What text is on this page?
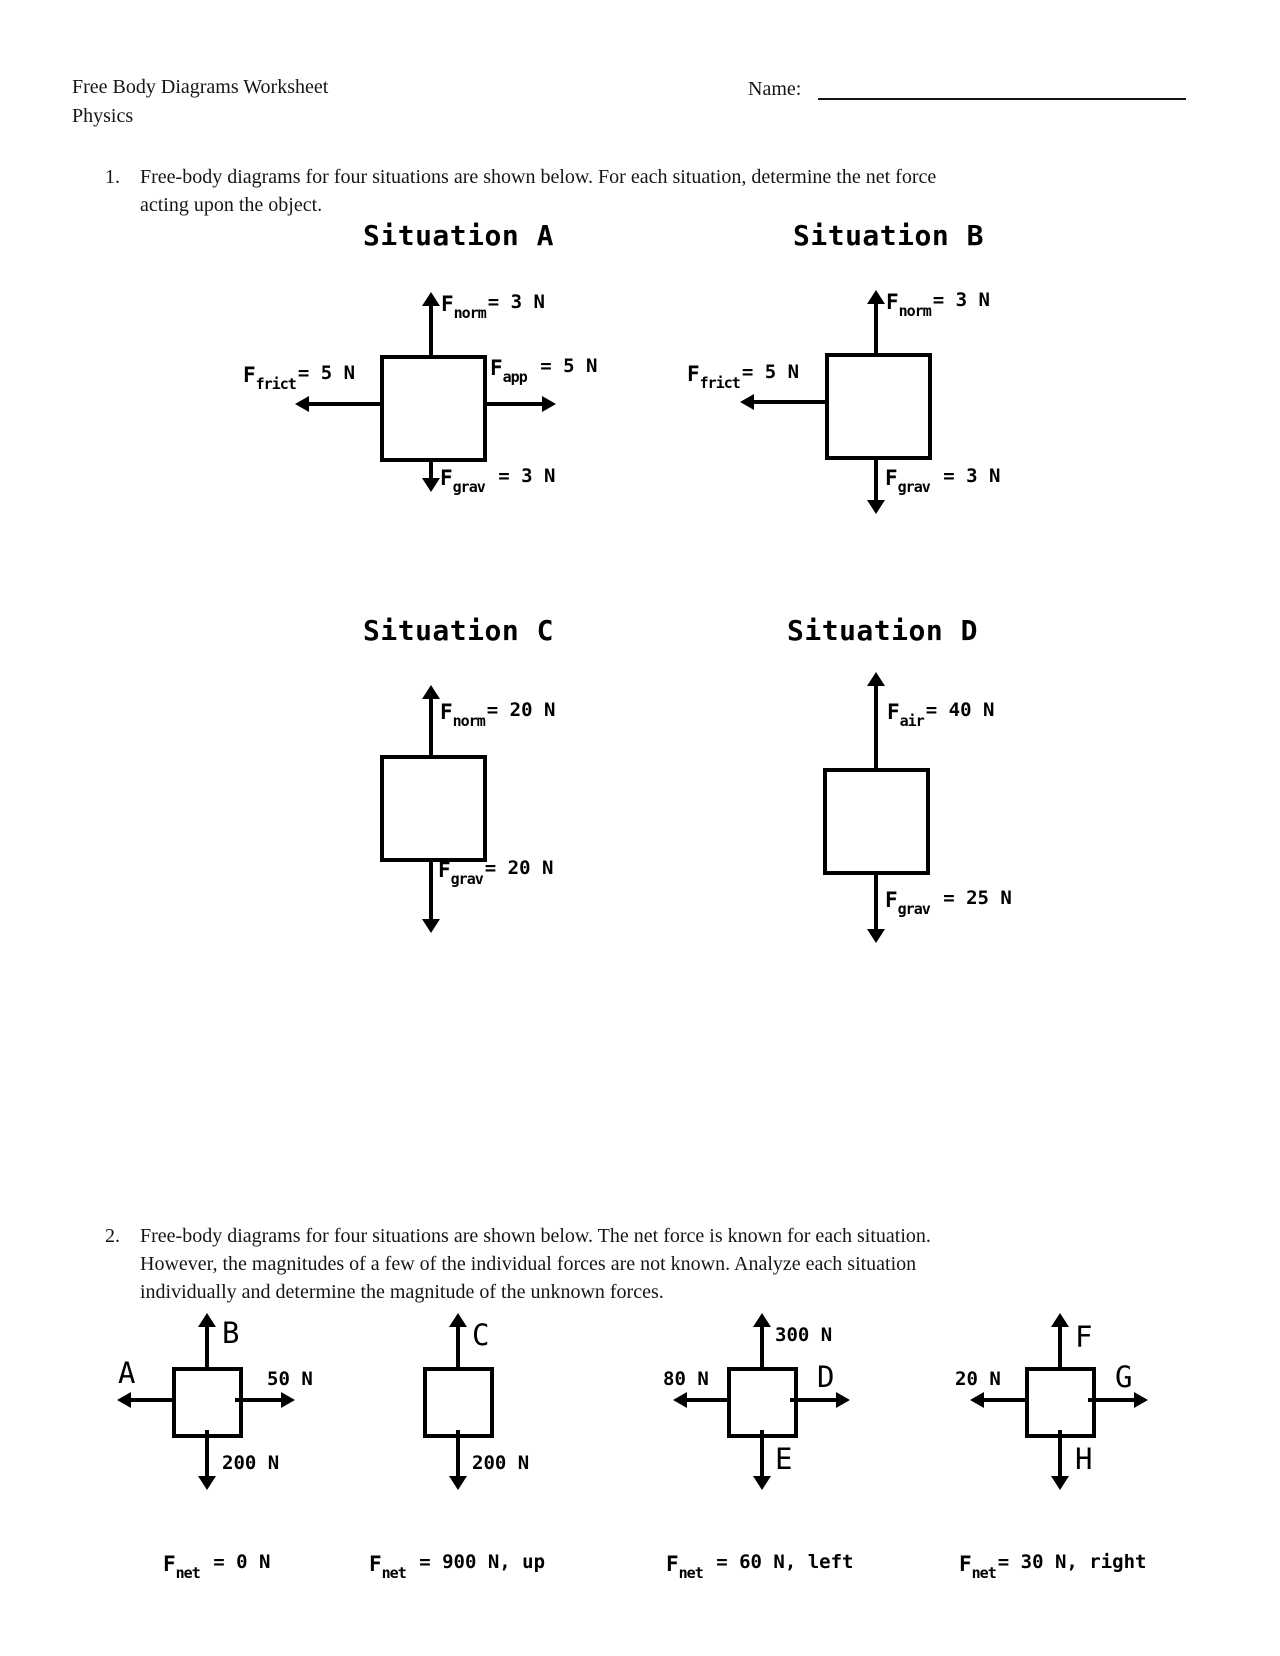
Free Body Diagrams Worksheet
Physics
Name:
1. Free-body diagrams for four situations are shown below. For each situation, determine the net force
acting upon the object.
Situation A
Fnorm = 3 N
Ffrict = 5 N	Fapp = 5 N
Fgrav = 3 N
Situation B
Fnorm = 3 N
Ffrict = 5 N
Fgrav = 3 N
Situation C
Fnorm = 20 N
Fgrav = 20 N
Situation D
Fair = 40 N
Fgrav = 25 N
2. Free-body diagrams for four situations are shown below. The net force is known for each situation.
However, the magnitudes of a few of the individual forces are not known. Analyze each situation
individually and determine the magnitude of the unknown forces.
B
A	50 N
200 N
Fnet = 0 N
C
200 N
Fnet = 900 N, up
300 N
80 N	D
E
Fnet = 60 N, left
F
20 N	G
H
Fnet = 30 N, right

###

**Goal of the exercise:**
Repeat the material exactly as it reads, without any of its pictures.

**Exercise answer:**
What text is on this page?
Free Body Diagrams Worksheet
Physics
Name:
1. Free-body diagrams for four situations are shown below. For each situation, determine the net force
acting upon the object.
Situation A
Fnorm = 3 N
Ffrict = 5 N	Fapp = 5 N
Fgrav = 3 N
Situation B
Fnorm = 3 N
Ffrict = 5 N
Fgrav = 3 N
Situation C
Fnorm = 20 N
Fgrav = 20 N
Situation D
Fair = 40 N
Fgrav = 25 N
2. Free-body diagrams for four situations are shown below. The net force is known for each situation.
However, the magnitudes of a few of the individual forces are not known. Analyze each situation
individually and determine the magnitude of the unknown forces.
B
A	50 N
200 N
Fnet = 0 N
C
200 N
Fnet = 900 N, up
300 N
80 N	D
E
Fnet = 60 N, left
F
20 N	G
H
Fnet = 30 N, right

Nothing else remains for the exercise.